* [GIVEN DATA]:
** Start **
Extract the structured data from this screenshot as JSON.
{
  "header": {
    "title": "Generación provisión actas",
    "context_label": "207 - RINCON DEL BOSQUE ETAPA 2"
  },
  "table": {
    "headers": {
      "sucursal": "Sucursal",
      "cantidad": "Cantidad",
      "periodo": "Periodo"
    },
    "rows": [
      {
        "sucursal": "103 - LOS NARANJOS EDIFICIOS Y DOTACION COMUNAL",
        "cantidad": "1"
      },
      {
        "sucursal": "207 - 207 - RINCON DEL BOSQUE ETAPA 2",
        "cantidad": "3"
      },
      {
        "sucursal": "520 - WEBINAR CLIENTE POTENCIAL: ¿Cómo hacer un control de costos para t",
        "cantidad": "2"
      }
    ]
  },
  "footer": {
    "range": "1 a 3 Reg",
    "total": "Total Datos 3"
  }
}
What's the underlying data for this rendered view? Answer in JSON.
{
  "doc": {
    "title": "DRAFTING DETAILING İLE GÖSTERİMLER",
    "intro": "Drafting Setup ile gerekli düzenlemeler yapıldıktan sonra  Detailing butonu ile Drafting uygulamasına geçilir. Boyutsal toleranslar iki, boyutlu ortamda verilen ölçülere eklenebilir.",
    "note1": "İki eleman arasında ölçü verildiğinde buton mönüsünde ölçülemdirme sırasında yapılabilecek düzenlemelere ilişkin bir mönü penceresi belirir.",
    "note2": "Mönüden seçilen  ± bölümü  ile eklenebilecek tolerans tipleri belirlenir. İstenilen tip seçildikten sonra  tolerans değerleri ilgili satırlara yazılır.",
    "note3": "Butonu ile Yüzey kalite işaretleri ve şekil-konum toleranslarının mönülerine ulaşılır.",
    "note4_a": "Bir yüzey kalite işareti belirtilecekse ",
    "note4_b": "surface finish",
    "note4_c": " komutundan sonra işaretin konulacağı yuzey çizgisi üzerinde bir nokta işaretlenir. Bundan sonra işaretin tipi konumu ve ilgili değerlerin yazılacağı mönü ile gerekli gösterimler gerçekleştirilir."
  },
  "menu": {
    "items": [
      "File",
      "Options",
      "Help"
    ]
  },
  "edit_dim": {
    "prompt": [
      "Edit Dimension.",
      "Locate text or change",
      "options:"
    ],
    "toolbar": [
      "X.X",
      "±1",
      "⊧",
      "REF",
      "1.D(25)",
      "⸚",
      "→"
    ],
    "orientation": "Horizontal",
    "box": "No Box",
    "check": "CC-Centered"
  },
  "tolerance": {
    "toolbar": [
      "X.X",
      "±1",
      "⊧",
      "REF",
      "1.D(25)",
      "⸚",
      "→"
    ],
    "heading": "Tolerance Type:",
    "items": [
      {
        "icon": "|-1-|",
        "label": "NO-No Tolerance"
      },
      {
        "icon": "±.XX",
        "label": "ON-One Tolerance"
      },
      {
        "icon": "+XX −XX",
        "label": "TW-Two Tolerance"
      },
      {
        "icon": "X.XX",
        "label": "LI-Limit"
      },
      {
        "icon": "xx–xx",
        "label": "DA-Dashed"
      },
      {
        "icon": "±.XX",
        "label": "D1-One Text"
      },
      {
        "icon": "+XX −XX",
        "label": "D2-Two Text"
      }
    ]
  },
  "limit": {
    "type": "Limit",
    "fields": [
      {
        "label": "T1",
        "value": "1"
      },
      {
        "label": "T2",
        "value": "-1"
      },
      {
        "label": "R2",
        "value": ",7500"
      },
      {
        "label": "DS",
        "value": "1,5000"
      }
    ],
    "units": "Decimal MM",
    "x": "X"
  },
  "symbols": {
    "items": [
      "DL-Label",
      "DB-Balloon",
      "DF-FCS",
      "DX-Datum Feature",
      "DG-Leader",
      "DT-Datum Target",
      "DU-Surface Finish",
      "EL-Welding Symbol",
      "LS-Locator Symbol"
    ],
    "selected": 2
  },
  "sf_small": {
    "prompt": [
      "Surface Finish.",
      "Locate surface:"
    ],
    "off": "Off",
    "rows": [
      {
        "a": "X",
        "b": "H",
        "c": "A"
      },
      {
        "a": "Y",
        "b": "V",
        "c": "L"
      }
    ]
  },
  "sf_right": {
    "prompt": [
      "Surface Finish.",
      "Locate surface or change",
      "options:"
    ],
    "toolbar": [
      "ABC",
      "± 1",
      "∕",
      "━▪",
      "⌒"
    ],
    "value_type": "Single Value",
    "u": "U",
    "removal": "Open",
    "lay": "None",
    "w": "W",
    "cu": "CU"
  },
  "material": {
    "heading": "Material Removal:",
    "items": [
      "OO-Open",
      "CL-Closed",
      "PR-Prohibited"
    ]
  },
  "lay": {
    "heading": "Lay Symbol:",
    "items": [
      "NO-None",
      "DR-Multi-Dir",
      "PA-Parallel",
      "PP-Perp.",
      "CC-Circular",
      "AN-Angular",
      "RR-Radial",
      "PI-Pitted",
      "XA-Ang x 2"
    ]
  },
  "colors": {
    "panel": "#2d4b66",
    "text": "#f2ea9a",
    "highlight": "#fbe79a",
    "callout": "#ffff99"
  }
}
** End **
* [REQUIRED WORK]: Word for word, write out the data.

* [PROBLEM SOLUTION]:
Extract the structured data from this screenshot as JSON.
{
  "header": {
    "title": "Generación provisión actas",
    "context_label": "207 - RINCON DEL BOSQUE ETAPA 2"
  },
  "table": {
    "headers": {
      "sucursal": "Sucursal",
      "cantidad": "Cantidad",
      "periodo": "Periodo"
    },
    "rows": [
      {
        "sucursal": "103 - LOS NARANJOS EDIFICIOS Y DOTACION COMUNAL",
        "cantidad": "1"
      },
      {
        "sucursal": "207 - 207 - RINCON DEL BOSQUE ETAPA 2",
        "cantidad": "3"
      },
      {
        "sucursal": "520 - WEBINAR CLIENTE POTENCIAL: ¿Cómo hacer un control de costos para t",
        "cantidad": "2"
      }
    ]
  },
  "footer": {
    "range": "1 a 3 Reg",
    "total": "Total Datos 3"
  }
}
What's the underlying data for this rendered view? Answer in JSON.
{
  "doc": {
    "title": "DRAFTING DETAILING İLE GÖSTERİMLER",
    "intro": "Drafting Setup ile gerekli düzenlemeler yapıldıktan sonra  Detailing butonu ile Drafting uygulamasına geçilir. Boyutsal toleranslar iki, boyutlu ortamda verilen ölçülere eklenebilir.",
    "note1": "İki eleman arasında ölçü verildiğinde buton mönüsünde ölçülemdirme sırasında yapılabilecek düzenlemelere ilişkin bir mönü penceresi belirir.",
    "note2": "Mönüden seçilen  ± bölümü  ile eklenebilecek tolerans tipleri belirlenir. İstenilen tip seçildikten sonra  tolerans değerleri ilgili satırlara yazılır.",
    "note3": "Butonu ile Yüzey kalite işaretleri ve şekil-konum toleranslarının mönülerine ulaşılır.",
    "note4_a": "Bir yüzey kalite işareti belirtilecekse ",
    "note4_b": "surface finish",
    "note4_c": " komutundan sonra işaretin konulacağı yuzey çizgisi üzerinde bir nokta işaretlenir. Bundan sonra işaretin tipi konumu ve ilgili değerlerin yazılacağı mönü ile gerekli gösterimler gerçekleştirilir."
  },
  "menu": {
    "items": [
      "File",
      "Options",
      "Help"
    ]
  },
  "edit_dim": {
    "prompt": [
      "Edit Dimension.",
      "Locate text or change",
      "options:"
    ],
    "toolbar": [
      "X.X",
      "±1",
      "⊧",
      "REF",
      "1.D(25)",
      "⸚",
      "→"
    ],
    "orientation": "Horizontal",
    "box": "No Box",
    "check": "CC-Centered"
  },
  "tolerance": {
    "toolbar": [
      "X.X",
      "±1",
      "⊧",
      "REF",
      "1.D(25)",
      "⸚",
      "→"
    ],
    "heading": "Tolerance Type:",
    "items": [
      {
        "icon": "|-1-|",
        "label": "NO-No Tolerance"
      },
      {
        "icon": "±.XX",
        "label": "ON-One Tolerance"
      },
      {
        "icon": "+XX −XX",
        "label": "TW-Two Tolerance"
      },
      {
        "icon": "X.XX",
        "label": "LI-Limit"
      },
      {
        "icon": "xx–xx",
        "label": "DA-Dashed"
      },
      {
        "icon": "±.XX",
        "label": "D1-One Text"
      },
      {
        "icon": "+XX −XX",
        "label": "D2-Two Text"
      }
    ]
  },
  "limit": {
    "type": "Limit",
    "fields": [
      {
        "label": "T1",
        "value": "1"
      },
      {
        "label": "T2",
        "value": "-1"
      },
      {
        "label": "R2",
        "value": ",7500"
      },
      {
        "label": "DS",
        "value": "1,5000"
      }
    ],
    "units": "Decimal MM",
    "x": "X"
  },
  "symbols": {
    "items": [
      "DL-Label",
      "DB-Balloon",
      "DF-FCS",
      "DX-Datum Feature",
      "DG-Leader",
      "DT-Datum Target",
      "DU-Surface Finish",
      "EL-Welding Symbol",
      "LS-Locator Symbol"
    ],
    "selected": 2
  },
  "sf_small": {
    "prompt": [
      "Surface Finish.",
      "Locate surface:"
    ],
    "off": "Off",
    "rows": [
      {
        "a": "X",
        "b": "H",
        "c": "A"
      },
      {
        "a": "Y",
        "b": "V",
        "c": "L"
      }
    ]
  },
  "sf_right": {
    "prompt": [
      "Surface Finish.",
      "Locate surface or change",
      "options:"
    ],
    "toolbar": [
      "ABC",
      "± 1",
      "∕",
      "━▪",
      "⌒"
    ],
    "value_type": "Single Value",
    "u": "U",
    "removal": "Open",
    "lay": "None",
    "w": "W",
    "cu": "CU"
  },
  "material": {
    "heading": "Material Removal:",
    "items": [
      "OO-Open",
      "CL-Closed",
      "PR-Prohibited"
    ]
  },
  "lay": {
    "heading": "Lay Symbol:",
    "items": [
      "NO-None",
      "DR-Multi-Dir",
      "PA-Parallel",
      "PP-Perp.",
      "CC-Circular",
      "AN-Angular",
      "RR-Radial",
      "PI-Pitted",
      "XA-Ang x 2"
    ]
  },
  "colors": {
    "panel": "#2d4b66",
    "text": "#f2ea9a",
    "highlight": "#fbe79a",
    "callout": "#ffff99"
  }
}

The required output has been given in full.